WHAT YOU HAVE TO DO >> Below are some entries. Output each one exactly as it appears.

**** DATASET RECORDS

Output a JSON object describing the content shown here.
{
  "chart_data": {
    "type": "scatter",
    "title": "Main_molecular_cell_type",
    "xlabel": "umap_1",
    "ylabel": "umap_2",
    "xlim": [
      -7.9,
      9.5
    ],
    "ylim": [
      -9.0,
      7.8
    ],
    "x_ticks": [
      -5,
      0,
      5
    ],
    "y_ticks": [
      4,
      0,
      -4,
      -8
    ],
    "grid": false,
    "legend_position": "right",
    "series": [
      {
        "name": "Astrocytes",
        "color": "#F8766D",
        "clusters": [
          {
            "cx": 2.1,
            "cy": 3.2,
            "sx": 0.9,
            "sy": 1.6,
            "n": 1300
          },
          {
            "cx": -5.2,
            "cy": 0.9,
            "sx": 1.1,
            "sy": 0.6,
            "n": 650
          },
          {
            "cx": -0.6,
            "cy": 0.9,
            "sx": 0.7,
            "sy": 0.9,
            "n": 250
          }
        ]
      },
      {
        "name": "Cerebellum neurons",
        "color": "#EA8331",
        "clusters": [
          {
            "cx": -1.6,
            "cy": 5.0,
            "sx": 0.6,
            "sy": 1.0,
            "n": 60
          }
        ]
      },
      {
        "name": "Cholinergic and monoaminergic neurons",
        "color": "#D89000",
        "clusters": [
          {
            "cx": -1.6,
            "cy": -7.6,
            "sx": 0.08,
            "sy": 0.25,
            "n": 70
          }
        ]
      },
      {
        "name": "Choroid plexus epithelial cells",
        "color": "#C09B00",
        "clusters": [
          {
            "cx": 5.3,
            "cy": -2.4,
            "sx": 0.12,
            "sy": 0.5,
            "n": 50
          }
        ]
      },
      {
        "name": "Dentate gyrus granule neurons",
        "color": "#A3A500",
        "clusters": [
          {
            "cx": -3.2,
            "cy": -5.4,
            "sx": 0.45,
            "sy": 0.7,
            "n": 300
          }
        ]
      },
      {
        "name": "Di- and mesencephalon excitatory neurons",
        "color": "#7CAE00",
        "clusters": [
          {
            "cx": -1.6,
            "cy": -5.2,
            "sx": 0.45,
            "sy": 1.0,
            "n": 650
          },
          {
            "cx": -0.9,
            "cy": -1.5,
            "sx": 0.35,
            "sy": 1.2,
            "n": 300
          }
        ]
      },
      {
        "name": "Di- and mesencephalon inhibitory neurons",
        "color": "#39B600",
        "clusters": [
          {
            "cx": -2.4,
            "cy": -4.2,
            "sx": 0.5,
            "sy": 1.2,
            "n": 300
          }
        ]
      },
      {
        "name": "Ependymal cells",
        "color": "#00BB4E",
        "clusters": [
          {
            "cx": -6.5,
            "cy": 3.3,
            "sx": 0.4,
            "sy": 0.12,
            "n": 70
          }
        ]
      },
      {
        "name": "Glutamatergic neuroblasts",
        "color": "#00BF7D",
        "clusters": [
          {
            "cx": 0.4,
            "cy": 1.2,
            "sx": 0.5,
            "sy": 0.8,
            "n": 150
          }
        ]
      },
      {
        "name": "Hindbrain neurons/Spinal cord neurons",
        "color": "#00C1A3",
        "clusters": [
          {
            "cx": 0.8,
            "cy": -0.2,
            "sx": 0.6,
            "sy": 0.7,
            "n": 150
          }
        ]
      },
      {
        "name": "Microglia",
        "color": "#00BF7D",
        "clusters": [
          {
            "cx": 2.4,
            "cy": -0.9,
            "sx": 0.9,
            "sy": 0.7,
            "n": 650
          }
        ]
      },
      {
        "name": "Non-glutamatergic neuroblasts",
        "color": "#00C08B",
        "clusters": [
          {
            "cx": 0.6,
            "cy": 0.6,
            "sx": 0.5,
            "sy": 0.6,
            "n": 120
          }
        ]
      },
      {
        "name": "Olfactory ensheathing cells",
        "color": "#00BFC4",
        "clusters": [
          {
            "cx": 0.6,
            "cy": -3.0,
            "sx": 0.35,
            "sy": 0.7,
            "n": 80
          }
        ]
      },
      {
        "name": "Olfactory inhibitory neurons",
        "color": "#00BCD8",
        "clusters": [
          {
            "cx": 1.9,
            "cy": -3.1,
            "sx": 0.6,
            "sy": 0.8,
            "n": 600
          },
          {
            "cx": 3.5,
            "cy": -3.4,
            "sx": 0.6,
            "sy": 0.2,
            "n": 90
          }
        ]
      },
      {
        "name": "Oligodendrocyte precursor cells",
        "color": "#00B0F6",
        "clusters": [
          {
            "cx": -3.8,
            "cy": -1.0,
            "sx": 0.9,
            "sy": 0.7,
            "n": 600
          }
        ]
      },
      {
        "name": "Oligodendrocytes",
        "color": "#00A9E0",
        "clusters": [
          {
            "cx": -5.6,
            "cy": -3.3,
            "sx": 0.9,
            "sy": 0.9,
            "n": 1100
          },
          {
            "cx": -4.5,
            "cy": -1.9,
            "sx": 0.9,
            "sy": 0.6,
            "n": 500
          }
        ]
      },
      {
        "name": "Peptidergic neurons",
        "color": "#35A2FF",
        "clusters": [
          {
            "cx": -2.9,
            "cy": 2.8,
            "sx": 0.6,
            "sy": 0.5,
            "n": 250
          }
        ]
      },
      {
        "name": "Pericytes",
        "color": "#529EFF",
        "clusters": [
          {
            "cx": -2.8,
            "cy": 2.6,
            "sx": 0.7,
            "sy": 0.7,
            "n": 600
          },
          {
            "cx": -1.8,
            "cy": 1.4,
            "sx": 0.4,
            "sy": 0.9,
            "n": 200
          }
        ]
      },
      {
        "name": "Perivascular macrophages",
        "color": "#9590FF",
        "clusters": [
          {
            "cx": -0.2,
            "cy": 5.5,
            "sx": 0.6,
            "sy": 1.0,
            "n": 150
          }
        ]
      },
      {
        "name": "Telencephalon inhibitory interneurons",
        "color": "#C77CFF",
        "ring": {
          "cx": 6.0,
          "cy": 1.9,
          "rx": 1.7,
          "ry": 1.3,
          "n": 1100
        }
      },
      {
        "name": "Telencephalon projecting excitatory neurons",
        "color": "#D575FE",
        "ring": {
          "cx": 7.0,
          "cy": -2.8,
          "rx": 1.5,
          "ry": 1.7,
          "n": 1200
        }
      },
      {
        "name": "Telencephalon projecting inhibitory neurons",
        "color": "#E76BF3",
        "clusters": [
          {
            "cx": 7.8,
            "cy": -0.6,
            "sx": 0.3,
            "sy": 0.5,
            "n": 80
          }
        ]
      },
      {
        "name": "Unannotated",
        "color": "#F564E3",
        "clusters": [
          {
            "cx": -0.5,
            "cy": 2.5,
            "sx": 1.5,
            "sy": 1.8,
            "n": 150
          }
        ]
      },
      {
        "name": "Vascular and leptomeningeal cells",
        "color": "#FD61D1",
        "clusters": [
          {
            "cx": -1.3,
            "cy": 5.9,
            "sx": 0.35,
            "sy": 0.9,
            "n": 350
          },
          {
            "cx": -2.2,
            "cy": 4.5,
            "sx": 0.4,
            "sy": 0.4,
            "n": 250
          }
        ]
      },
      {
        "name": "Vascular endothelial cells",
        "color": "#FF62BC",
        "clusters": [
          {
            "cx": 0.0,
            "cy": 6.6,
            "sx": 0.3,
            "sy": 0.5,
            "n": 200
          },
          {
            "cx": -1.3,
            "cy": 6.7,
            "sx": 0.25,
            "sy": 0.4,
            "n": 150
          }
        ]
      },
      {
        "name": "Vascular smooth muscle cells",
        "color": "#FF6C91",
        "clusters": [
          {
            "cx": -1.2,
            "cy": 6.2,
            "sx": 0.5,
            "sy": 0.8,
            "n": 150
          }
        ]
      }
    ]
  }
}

********

OUTPUT FOR THIS TASK >>
Output a JSON object describing the content shown here.
{
  "chart_data": {
    "type": "scatter",
    "title": "Main_molecular_cell_type",
    "xlabel": "umap_1",
    "ylabel": "umap_2",
    "xlim": [
      -7.9,
      9.5
    ],
    "ylim": [
      -9.0,
      7.8
    ],
    "x_ticks": [
      -5,
      0,
      5
    ],
    "y_ticks": [
      4,
      0,
      -4,
      -8
    ],
    "grid": false,
    "legend_position": "right",
    "series": [
      {
        "name": "Astrocytes",
        "color": "#F8766D",
        "clusters": [
          {
            "cx": 2.1,
            "cy": 3.2,
            "sx": 0.9,
            "sy": 1.6,
            "n": 1300
          },
          {
            "cx": -5.2,
            "cy": 0.9,
            "sx": 1.1,
            "sy": 0.6,
            "n": 650
          },
          {
            "cx": -0.6,
            "cy": 0.9,
            "sx": 0.7,
            "sy": 0.9,
            "n": 250
          }
        ]
      },
      {
        "name": "Cerebellum neurons",
        "color": "#EA8331",
        "clusters": [
          {
            "cx": -1.6,
            "cy": 5.0,
            "sx": 0.6,
            "sy": 1.0,
            "n": 60
          }
        ]
      },
      {
        "name": "Cholinergic and monoaminergic neurons",
        "color": "#D89000",
        "clusters": [
          {
            "cx": -1.6,
            "cy": -7.6,
            "sx": 0.08,
            "sy": 0.25,
            "n": 70
          }
        ]
      },
      {
        "name": "Choroid plexus epithelial cells",
        "color": "#C09B00",
        "clusters": [
          {
            "cx": 5.3,
            "cy": -2.4,
            "sx": 0.12,
            "sy": 0.5,
            "n": 50
          }
        ]
      },
      {
        "name": "Dentate gyrus granule neurons",
        "color": "#A3A500",
        "clusters": [
          {
            "cx": -3.2,
            "cy": -5.4,
            "sx": 0.45,
            "sy": 0.7,
            "n": 300
          }
        ]
      },
      {
        "name": "Di- and mesencephalon excitatory neurons",
        "color": "#7CAE00",
        "clusters": [
          {
            "cx": -1.6,
            "cy": -5.2,
            "sx": 0.45,
            "sy": 1.0,
            "n": 650
          },
          {
            "cx": -0.9,
            "cy": -1.5,
            "sx": 0.35,
            "sy": 1.2,
            "n": 300
          }
        ]
      },
      {
        "name": "Di- and mesencephalon inhibitory neurons",
        "color": "#39B600",
        "clusters": [
          {
            "cx": -2.4,
            "cy": -4.2,
            "sx": 0.5,
            "sy": 1.2,
            "n": 300
          }
        ]
      },
      {
        "name": "Ependymal cells",
        "color": "#00BB4E",
        "clusters": [
          {
            "cx": -6.5,
            "cy": 3.3,
            "sx": 0.4,
            "sy": 0.12,
            "n": 70
          }
        ]
      },
      {
        "name": "Glutamatergic neuroblasts",
        "color": "#00BF7D",
        "clusters": [
          {
            "cx": 0.4,
            "cy": 1.2,
            "sx": 0.5,
            "sy": 0.8,
            "n": 150
          }
        ]
      },
      {
        "name": "Hindbrain neurons/Spinal cord neurons",
        "color": "#00C1A3",
        "clusters": [
          {
            "cx": 0.8,
            "cy": -0.2,
            "sx": 0.6,
            "sy": 0.7,
            "n": 150
          }
        ]
      },
      {
        "name": "Microglia",
        "color": "#00BF7D",
        "clusters": [
          {
            "cx": 2.4,
            "cy": -0.9,
            "sx": 0.9,
            "sy": 0.7,
            "n": 650
          }
        ]
      },
      {
        "name": "Non-glutamatergic neuroblasts",
        "color": "#00C08B",
        "clusters": [
          {
            "cx": 0.6,
            "cy": 0.6,
            "sx": 0.5,
            "sy": 0.6,
            "n": 120
          }
        ]
      },
      {
        "name": "Olfactory ensheathing cells",
        "color": "#00BFC4",
        "clusters": [
          {
            "cx": 0.6,
            "cy": -3.0,
            "sx": 0.35,
            "sy": 0.7,
            "n": 80
          }
        ]
      },
      {
        "name": "Olfactory inhibitory neurons",
        "color": "#00BCD8",
        "clusters": [
          {
            "cx": 1.9,
            "cy": -3.1,
            "sx": 0.6,
            "sy": 0.8,
            "n": 600
          },
          {
            "cx": 3.5,
            "cy": -3.4,
            "sx": 0.6,
            "sy": 0.2,
            "n": 90
          }
        ]
      },
      {
        "name": "Oligodendrocyte precursor cells",
        "color": "#00B0F6",
        "clusters": [
          {
            "cx": -3.8,
            "cy": -1.0,
            "sx": 0.9,
            "sy": 0.7,
            "n": 600
          }
        ]
      },
      {
        "name": "Oligodendrocytes",
        "color": "#00A9E0",
        "clusters": [
          {
            "cx": -5.6,
            "cy": -3.3,
            "sx": 0.9,
            "sy": 0.9,
            "n": 1100
          },
          {
            "cx": -4.5,
            "cy": -1.9,
            "sx": 0.9,
            "sy": 0.6,
            "n": 500
          }
        ]
      },
      {
        "name": "Peptidergic neurons",
        "color": "#35A2FF",
        "clusters": [
          {
            "cx": -2.9,
            "cy": 2.8,
            "sx": 0.6,
            "sy": 0.5,
            "n": 250
          }
        ]
      },
      {
        "name": "Pericytes",
        "color": "#529EFF",
        "clusters": [
          {
            "cx": -2.8,
            "cy": 2.6,
            "sx": 0.7,
            "sy": 0.7,
            "n": 600
          },
          {
            "cx": -1.8,
            "cy": 1.4,
            "sx": 0.4,
            "sy": 0.9,
            "n": 200
          }
        ]
      },
      {
        "name": "Perivascular macrophages",
        "color": "#9590FF",
        "clusters": [
          {
            "cx": -0.2,
            "cy": 5.5,
            "sx": 0.6,
            "sy": 1.0,
            "n": 150
          }
        ]
      },
      {
        "name": "Telencephalon inhibitory interneurons",
        "color": "#C77CFF",
        "ring": {
          "cx": 6.0,
          "cy": 1.9,
          "rx": 1.7,
          "ry": 1.3,
          "n": 1100
        }
      },
      {
        "name": "Telencephalon projecting excitatory neurons",
        "color": "#D575FE",
        "ring": {
          "cx": 7.0,
          "cy": -2.8,
          "rx": 1.5,
          "ry": 1.7,
          "n": 1200
        }
      },
      {
        "name": "Telencephalon projecting inhibitory neurons",
        "color": "#E76BF3",
        "clusters": [
          {
            "cx": 7.8,
            "cy": -0.6,
            "sx": 0.3,
            "sy": 0.5,
            "n": 80
          }
        ]
      },
      {
        "name": "Unannotated",
        "color": "#F564E3",
        "clusters": [
          {
            "cx": -0.5,
            "cy": 2.5,
            "sx": 1.5,
            "sy": 1.8,
            "n": 150
          }
        ]
      },
      {
        "name": "Vascular and leptomeningeal cells",
        "color": "#FD61D1",
        "clusters": [
          {
            "cx": -1.3,
            "cy": 5.9,
            "sx": 0.35,
            "sy": 0.9,
            "n": 350
          },
          {
            "cx": -2.2,
            "cy": 4.5,
            "sx": 0.4,
            "sy": 0.4,
            "n": 250
          }
        ]
      },
      {
        "name": "Vascular endothelial cells",
        "color": "#FF62BC",
        "clusters": [
          {
            "cx": 0.0,
            "cy": 6.6,
            "sx": 0.3,
            "sy": 0.5,
            "n": 200
          },
          {
            "cx": -1.3,
            "cy": 6.7,
            "sx": 0.25,
            "sy": 0.4,
            "n": 150
          }
        ]
      },
      {
        "name": "Vascular smooth muscle cells",
        "color": "#FF6C91",
        "clusters": [
          {
            "cx": -1.2,
            "cy": 6.2,
            "sx": 0.5,
            "sy": 0.8,
            "n": 150
          }
        ]
      }
    ]
  }
}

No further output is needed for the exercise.